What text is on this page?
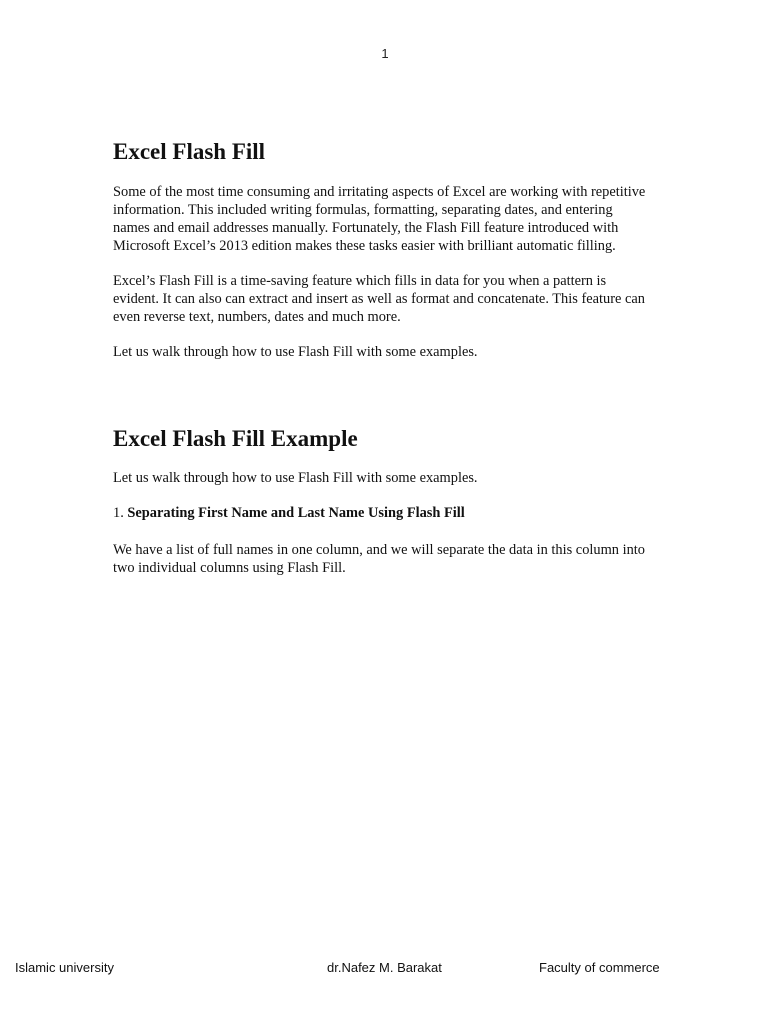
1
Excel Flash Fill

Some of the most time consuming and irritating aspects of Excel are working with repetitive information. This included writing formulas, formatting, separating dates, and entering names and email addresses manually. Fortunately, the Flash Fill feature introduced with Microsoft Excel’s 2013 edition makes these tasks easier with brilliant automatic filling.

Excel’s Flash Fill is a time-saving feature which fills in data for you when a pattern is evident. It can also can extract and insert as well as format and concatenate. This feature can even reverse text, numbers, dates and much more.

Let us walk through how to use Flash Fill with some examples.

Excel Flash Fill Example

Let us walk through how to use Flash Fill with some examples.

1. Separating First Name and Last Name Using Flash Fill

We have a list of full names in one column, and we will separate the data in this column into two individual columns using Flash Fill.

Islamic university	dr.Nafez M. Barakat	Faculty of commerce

- _TASK DESCRIPTION_: Each record above must be returned exactly as written, with its pictures omitted.

- _THE ANSWER_:
What text is on this page?
1
Excel Flash Fill

Some of the most time consuming and irritating aspects of Excel are working with repetitive information. This included writing formulas, formatting, separating dates, and entering names and email addresses manually. Fortunately, the Flash Fill feature introduced with Microsoft Excel’s 2013 edition makes these tasks easier with brilliant automatic filling.

Excel’s Flash Fill is a time-saving feature which fills in data for you when a pattern is evident. It can also can extract and insert as well as format and concatenate. This feature can even reverse text, numbers, dates and much more.

Let us walk through how to use Flash Fill with some examples.

Excel Flash Fill Example

Let us walk through how to use Flash Fill with some examples.

1. Separating First Name and Last Name Using Flash Fill

We have a list of full names in one column, and we will separate the data in this column into two individual columns using Flash Fill.

Islamic university	dr.Nafez M. Barakat	Faculty of commerce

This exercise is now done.